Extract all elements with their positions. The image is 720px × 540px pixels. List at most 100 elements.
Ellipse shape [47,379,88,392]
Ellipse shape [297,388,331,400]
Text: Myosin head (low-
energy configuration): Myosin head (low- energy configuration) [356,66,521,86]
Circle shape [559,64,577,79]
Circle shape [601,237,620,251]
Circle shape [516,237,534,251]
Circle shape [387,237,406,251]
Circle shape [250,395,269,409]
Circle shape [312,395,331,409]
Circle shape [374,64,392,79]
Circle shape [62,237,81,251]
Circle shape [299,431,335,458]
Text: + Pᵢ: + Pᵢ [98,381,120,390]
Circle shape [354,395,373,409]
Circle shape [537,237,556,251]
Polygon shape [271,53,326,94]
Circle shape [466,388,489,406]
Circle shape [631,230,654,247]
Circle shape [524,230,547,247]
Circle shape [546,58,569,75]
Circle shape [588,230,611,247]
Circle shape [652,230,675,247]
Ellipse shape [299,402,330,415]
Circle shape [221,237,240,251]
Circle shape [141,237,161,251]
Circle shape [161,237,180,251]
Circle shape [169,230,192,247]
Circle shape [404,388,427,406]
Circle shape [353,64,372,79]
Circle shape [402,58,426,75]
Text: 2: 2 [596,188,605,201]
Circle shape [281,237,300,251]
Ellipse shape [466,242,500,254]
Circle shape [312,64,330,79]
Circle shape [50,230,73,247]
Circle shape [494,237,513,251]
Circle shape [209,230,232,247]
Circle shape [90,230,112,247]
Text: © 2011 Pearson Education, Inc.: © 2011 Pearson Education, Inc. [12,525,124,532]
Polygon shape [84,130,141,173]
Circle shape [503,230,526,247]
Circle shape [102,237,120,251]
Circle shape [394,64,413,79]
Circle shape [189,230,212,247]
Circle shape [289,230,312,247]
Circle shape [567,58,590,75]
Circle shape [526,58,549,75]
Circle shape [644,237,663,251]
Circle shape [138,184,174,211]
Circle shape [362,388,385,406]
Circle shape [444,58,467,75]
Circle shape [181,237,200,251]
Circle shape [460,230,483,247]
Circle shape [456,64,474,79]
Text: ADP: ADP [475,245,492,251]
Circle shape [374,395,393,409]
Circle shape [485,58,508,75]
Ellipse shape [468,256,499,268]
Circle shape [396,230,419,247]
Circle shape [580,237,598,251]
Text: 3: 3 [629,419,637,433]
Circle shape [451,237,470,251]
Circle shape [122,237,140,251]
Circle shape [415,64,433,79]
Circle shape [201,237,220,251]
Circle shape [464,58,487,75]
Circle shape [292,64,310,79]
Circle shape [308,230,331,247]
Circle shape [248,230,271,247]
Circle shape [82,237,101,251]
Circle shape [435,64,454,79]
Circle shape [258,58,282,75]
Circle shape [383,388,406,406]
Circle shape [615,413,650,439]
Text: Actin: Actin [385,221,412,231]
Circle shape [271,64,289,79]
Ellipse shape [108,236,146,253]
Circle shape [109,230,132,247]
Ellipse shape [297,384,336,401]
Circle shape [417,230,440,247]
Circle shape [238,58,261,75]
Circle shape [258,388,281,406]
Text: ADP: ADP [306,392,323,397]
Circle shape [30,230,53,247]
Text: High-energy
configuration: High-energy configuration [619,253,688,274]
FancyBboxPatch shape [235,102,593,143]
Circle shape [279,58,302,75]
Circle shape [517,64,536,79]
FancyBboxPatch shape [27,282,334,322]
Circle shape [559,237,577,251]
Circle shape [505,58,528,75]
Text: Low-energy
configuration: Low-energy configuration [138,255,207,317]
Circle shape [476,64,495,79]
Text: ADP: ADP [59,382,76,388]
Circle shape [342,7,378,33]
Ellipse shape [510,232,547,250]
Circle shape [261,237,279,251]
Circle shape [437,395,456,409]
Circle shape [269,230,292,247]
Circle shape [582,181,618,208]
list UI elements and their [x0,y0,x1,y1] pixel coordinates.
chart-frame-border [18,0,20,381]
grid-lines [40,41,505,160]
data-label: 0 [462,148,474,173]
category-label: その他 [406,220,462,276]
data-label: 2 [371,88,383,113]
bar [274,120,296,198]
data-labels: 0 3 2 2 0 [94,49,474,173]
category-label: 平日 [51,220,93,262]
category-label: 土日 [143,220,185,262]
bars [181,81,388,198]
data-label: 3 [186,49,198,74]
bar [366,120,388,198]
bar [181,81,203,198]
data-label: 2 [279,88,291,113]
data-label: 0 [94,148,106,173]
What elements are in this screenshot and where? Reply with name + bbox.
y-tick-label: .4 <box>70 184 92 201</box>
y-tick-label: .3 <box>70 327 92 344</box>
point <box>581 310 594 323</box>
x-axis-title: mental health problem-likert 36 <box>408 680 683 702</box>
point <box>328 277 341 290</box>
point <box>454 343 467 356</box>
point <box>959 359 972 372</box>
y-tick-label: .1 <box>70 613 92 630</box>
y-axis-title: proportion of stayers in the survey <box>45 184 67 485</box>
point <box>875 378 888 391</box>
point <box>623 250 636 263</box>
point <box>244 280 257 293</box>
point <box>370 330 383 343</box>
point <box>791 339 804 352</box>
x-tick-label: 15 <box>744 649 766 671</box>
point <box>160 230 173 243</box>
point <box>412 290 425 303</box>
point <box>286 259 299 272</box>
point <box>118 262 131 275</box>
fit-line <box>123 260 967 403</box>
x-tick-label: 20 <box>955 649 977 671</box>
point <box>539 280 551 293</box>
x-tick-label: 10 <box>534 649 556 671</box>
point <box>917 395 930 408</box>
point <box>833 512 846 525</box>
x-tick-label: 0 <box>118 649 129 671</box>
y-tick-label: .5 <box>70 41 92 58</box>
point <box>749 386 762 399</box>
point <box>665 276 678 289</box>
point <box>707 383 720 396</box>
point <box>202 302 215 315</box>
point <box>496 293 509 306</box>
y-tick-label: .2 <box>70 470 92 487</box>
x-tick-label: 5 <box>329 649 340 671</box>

● Goal: Please copy out everything from the first of the rows above down to the one that contains "Circle shape [312,395,331,409]", both included, with nothing changed.

● Result:
Extract all elements with their positions. The image is 720px × 540px pixels. List at most 100 elements.
Ellipse shape [47,379,88,392]
Ellipse shape [297,388,331,400]
Text: Myosin head (low-
energy configuration): Myosin head (low- energy configuration) [356,66,521,86]
Circle shape [559,64,577,79]
Circle shape [601,237,620,251]
Circle shape [516,237,534,251]
Circle shape [387,237,406,251]
Circle shape [250,395,269,409]
Circle shape [312,395,331,409]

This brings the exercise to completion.